STATED PROBLEM: Copy, in full, each line of the material that holds the word "Pacemaker".

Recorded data
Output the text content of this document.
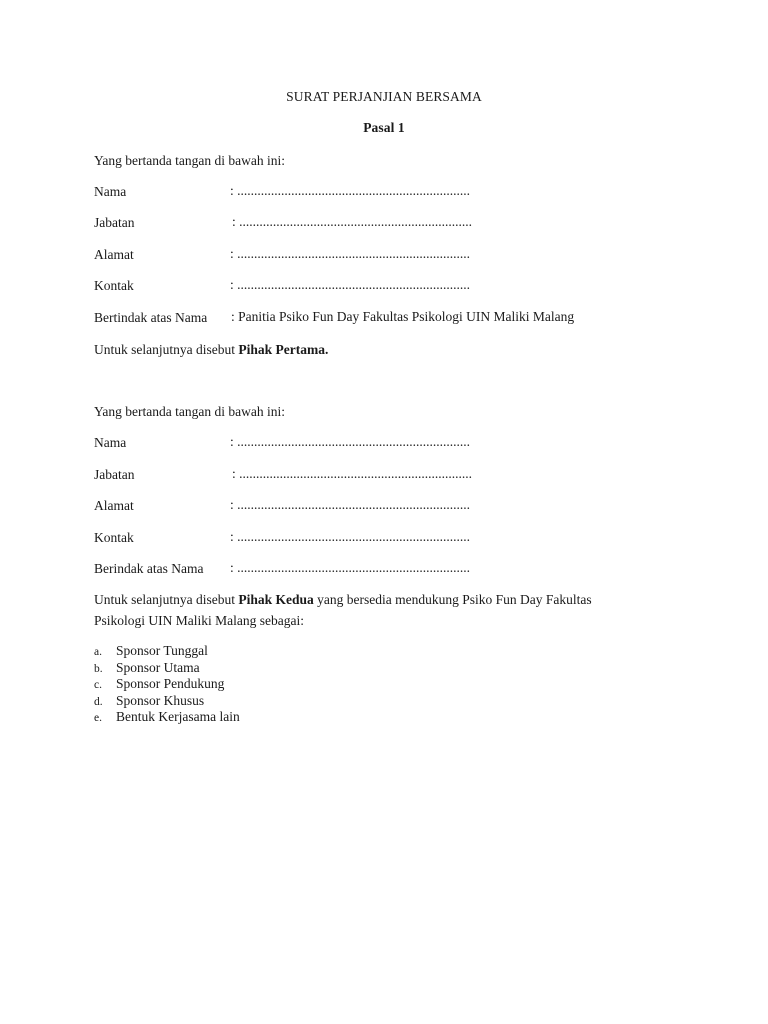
SURAT PERJANJIAN BERSAMA
Pasal 1
Yang bertanda tangan di bawah ini:
Nama	: .....................................................................
Jabatan	: .....................................................................
Alamat	: .....................................................................
Kontak	: .....................................................................
Bertindak atas Nama : Panitia Psiko Fun Day Fakultas Psikologi UIN Maliki Malang
Untuk selanjutnya disebut Pihak Pertama.
Yang bertanda tangan di bawah ini:
Nama	: .....................................................................
Jabatan	: .....................................................................
Alamat	: .....................................................................
Kontak	: .....................................................................
Berindak atas Nama : .....................................................................
Untuk selanjutnya disebut Pihak Kedua yang bersedia mendukung Psiko Fun Day Fakultas
Psikologi UIN Maliki Malang sebagai:
a. Sponsor Tunggal
b. Sponsor Utama
c. Sponsor Pendukung
d. Sponsor Khusus
e. Bentuk Kerjasama lain
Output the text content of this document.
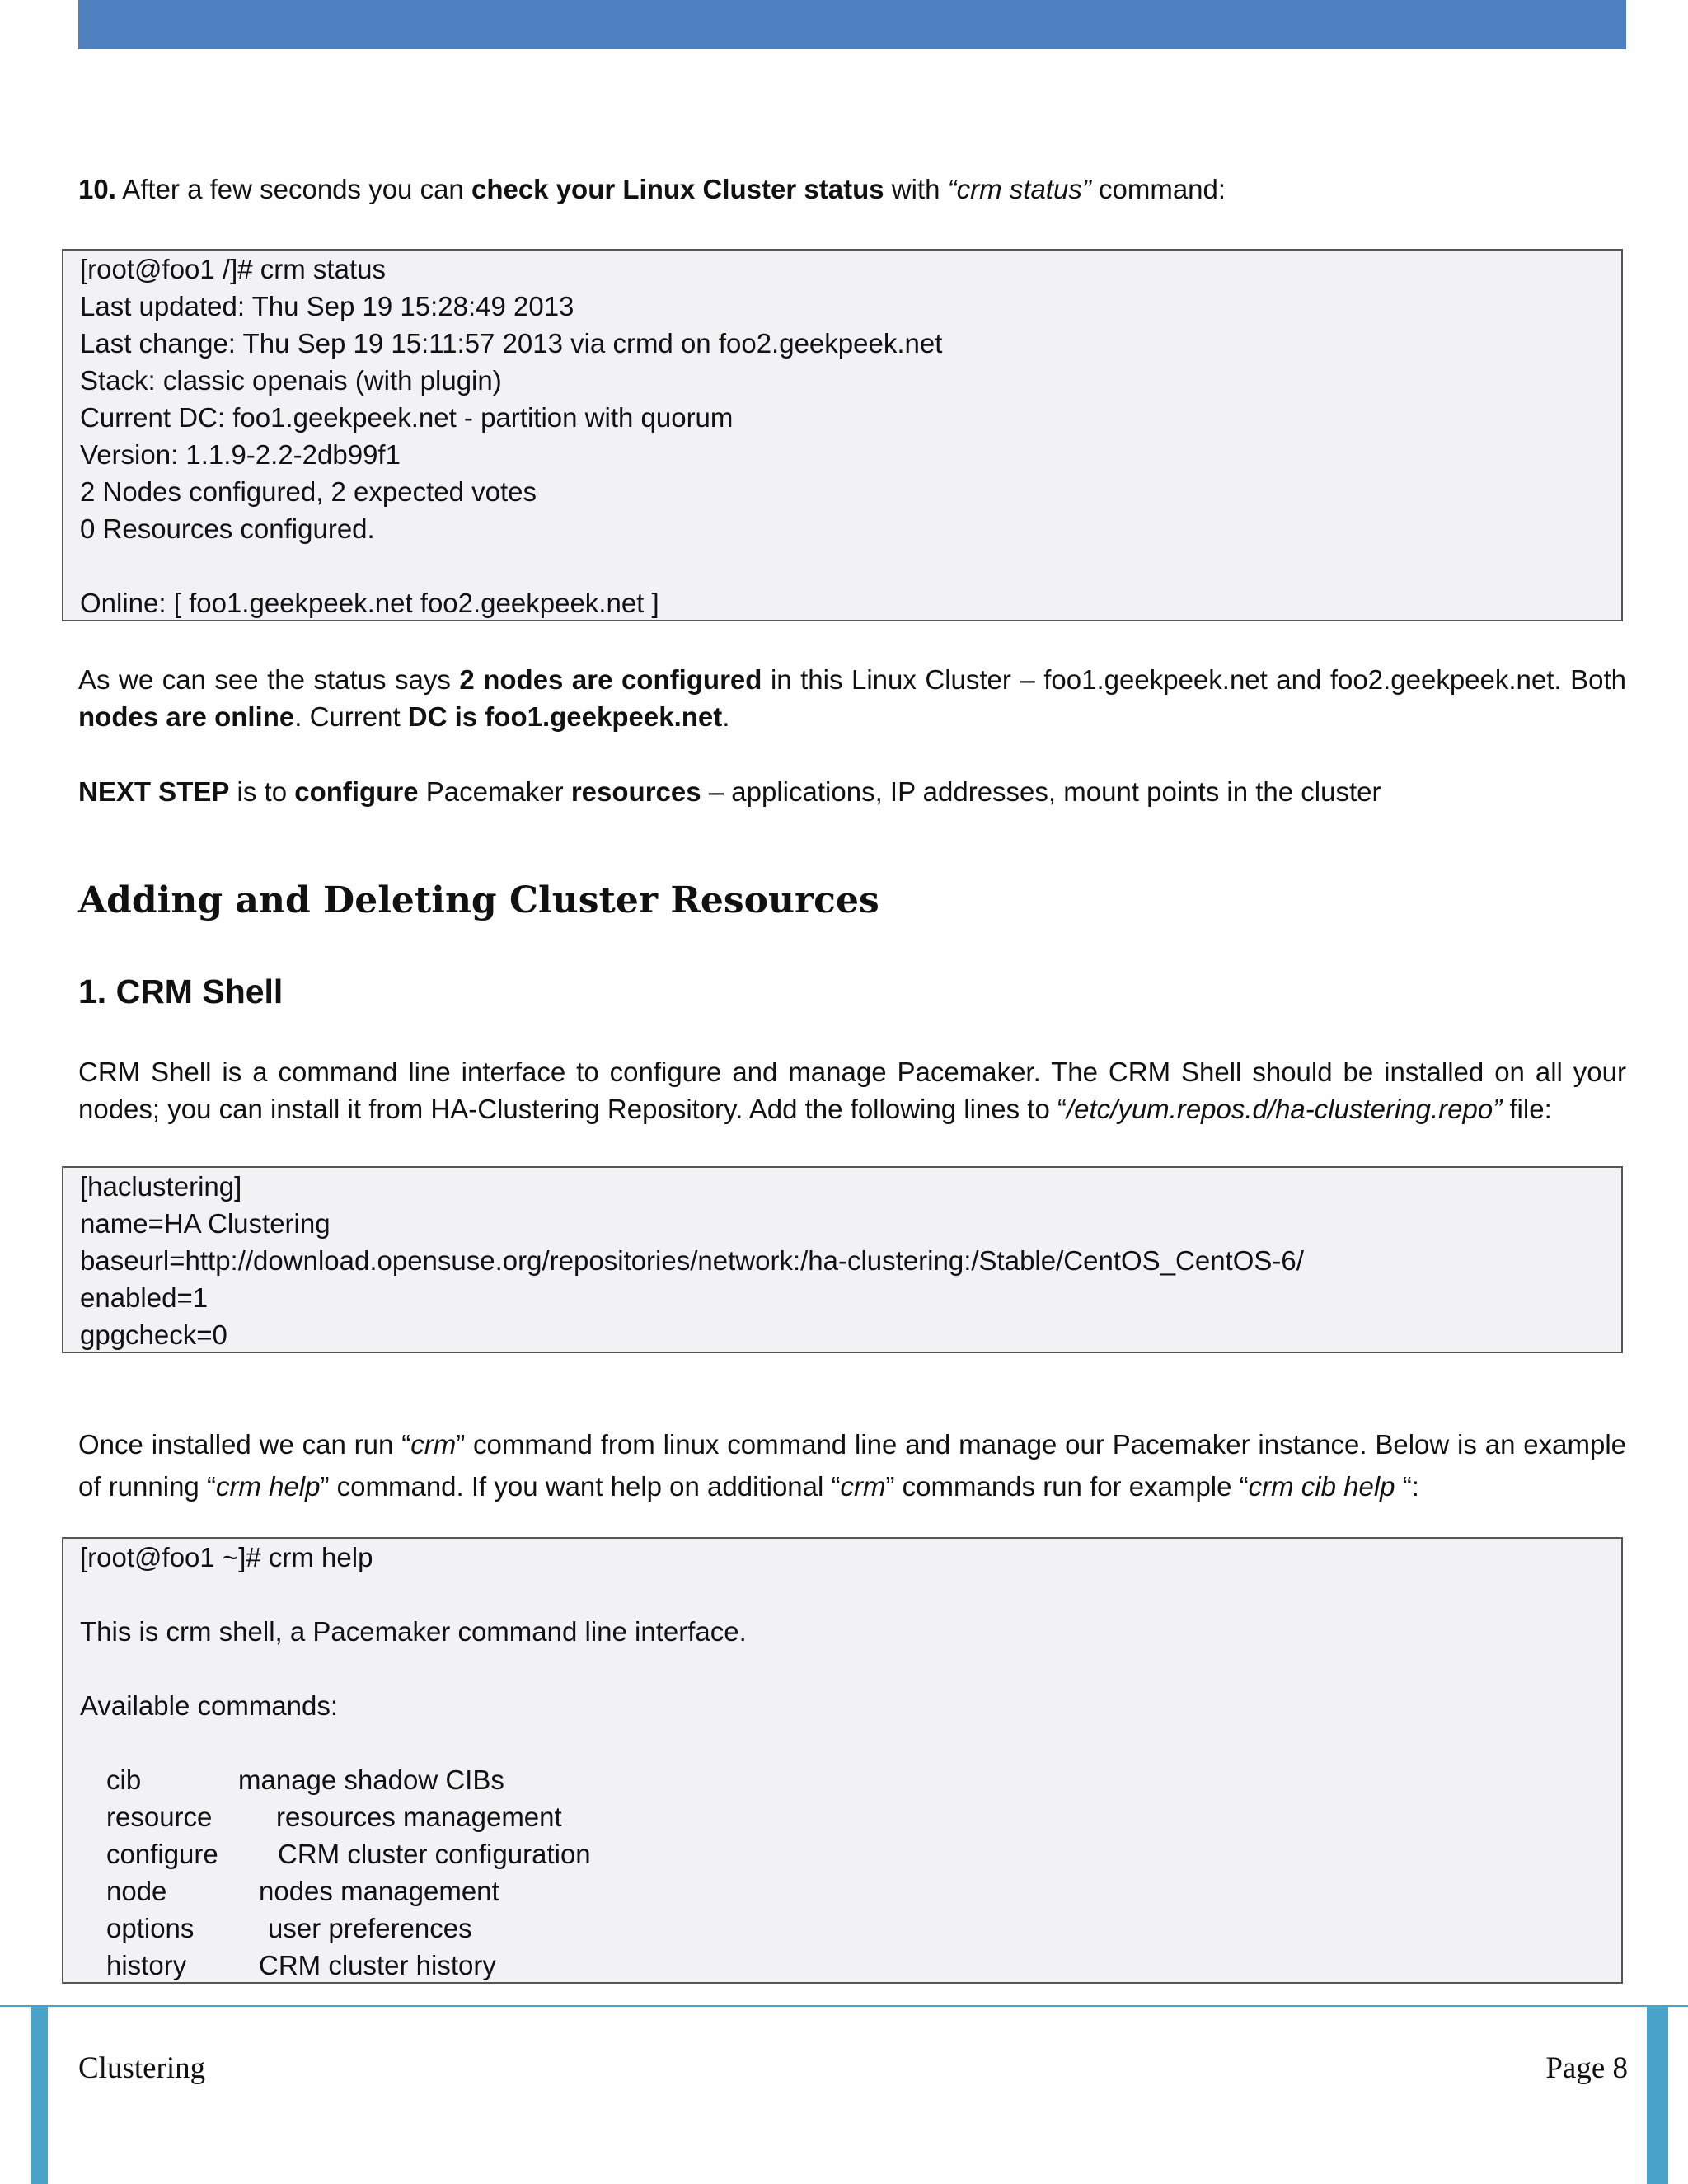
10. After a few seconds you can check your Linux Cluster status with “crm status” command:

[root@foo1 /]# crm status
Last updated: Thu Sep 19 15:28:49 2013
Last change: Thu Sep 19 15:11:57 2013 via crmd on foo2.geekpeek.net
Stack: classic openais (with plugin)
Current DC: foo1.geekpeek.net - partition with quorum
Version: 1.1.9-2.2-2db99f1
2 Nodes configured, 2 expected votes
0 Resources configured.
Online: [ foo1.geekpeek.net foo2.geekpeek.net ]

As we can see the status says 2 nodes are configured in this Linux Cluster – foo1.geekpeek.net and foo2.geekpeek.net. Both nodes are online. Current DC is foo1.geekpeek.net.

NEXT STEP is to configure Pacemaker resources – applications, IP addresses, mount points in the cluster

Adding and Deleting Cluster Resources
1. CRM Shell

CRM Shell is a command line interface to configure and manage Pacemaker. The CRM Shell should be installed on all your nodes; you can install it from HA-Clustering Repository. Add the following lines to “/etc/yum.repos.d/ha-clustering.repo” file:

[haclustering]
name=HA Clustering
baseurl=http://download.opensuse.org/repositories/network:/ha-clustering:/Stable/CentOS_CentOS-6/
enabled=1
gpgcheck=0

Once installed we can run “crm” command from linux command line and manage our Pacemaker instance. Below is an example of running “crm help” command. If you want help on additional “crm” commands run for example “crm cib help “:

[root@foo1 ~]# crm help
This is crm shell, a Pacemaker command line interface.
Available commands:
cib	manage shadow CIBs
resource	resources management
configure	CRM cluster configuration
node	nodes management
options	user preferences
history	CRM cluster history
Clustering	Page 8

TASK OUTPUT:
NEXT STEP is to configure Pacemaker resources – applications, IP addresses, mount points in the cluster
CRM Shell is a command line interface to configure and manage Pacemaker. The CRM Shell should be installed on all your nodes; you can install it from HA-Clustering Repository. Add the following lines to “/etc/yum.repos.d/ha-clustering.repo” file:
Once installed we can run “crm” command from linux command line and manage our Pacemaker instance. Below is an example of running “crm help” command. If you want help on additional “crm” commands run for example “crm cib help “:
This is crm shell, a Pacemaker command line interface.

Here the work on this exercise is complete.